#### [Provided data]
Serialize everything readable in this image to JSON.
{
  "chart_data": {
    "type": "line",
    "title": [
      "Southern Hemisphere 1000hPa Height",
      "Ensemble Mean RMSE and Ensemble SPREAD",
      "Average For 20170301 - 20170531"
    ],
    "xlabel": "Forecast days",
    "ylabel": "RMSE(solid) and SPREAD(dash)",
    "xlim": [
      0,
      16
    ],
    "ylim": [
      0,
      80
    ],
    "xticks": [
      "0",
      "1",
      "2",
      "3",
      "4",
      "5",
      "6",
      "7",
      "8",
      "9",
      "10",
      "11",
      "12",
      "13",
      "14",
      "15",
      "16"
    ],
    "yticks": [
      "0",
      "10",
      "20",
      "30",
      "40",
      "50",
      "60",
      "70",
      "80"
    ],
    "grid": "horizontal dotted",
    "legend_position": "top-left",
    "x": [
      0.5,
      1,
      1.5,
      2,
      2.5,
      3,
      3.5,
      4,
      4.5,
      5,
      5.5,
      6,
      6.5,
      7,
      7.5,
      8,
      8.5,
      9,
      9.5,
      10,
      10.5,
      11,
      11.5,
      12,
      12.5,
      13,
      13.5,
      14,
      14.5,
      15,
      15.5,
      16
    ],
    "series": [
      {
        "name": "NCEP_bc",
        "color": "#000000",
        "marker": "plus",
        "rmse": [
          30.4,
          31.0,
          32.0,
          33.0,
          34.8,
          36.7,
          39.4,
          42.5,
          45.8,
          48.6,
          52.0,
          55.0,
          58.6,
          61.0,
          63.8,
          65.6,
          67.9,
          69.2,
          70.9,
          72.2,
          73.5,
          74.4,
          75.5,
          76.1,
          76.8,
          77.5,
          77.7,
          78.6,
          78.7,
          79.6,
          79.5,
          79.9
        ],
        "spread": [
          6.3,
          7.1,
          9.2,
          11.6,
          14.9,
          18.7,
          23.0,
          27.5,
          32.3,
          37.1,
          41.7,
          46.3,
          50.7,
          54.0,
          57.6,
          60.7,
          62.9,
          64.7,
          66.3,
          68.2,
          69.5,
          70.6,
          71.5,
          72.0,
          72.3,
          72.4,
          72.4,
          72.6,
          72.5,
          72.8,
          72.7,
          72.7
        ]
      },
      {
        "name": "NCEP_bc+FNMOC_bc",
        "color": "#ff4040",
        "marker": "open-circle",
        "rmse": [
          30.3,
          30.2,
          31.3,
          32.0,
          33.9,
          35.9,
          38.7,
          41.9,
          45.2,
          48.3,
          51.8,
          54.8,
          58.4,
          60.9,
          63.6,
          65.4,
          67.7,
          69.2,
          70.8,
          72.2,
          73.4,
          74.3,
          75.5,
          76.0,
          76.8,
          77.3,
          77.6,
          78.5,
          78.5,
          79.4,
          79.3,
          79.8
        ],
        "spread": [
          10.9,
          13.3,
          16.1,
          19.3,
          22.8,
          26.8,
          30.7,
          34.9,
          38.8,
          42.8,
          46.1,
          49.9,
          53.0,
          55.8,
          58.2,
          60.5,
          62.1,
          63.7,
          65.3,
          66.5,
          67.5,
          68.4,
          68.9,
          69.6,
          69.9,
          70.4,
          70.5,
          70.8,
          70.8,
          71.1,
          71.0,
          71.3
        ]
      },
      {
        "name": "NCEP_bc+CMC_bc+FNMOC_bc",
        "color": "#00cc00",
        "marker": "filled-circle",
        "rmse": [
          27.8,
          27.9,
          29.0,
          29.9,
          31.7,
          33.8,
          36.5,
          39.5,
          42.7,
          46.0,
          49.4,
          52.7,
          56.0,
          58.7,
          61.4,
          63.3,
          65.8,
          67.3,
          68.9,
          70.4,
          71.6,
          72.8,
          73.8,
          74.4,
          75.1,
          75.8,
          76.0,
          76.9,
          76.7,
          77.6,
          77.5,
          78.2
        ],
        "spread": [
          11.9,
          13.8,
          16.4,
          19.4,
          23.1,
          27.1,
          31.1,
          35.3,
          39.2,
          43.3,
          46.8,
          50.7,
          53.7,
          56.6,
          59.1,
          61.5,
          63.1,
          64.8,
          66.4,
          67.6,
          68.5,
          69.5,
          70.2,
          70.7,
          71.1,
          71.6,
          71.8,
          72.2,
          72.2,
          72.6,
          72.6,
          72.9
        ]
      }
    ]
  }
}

#### [What you will do]
Find the lines containing "circle" and pull them out.

#### [Answer to this problem]
        "marker": "open-circle",
        "marker": "filled-circle",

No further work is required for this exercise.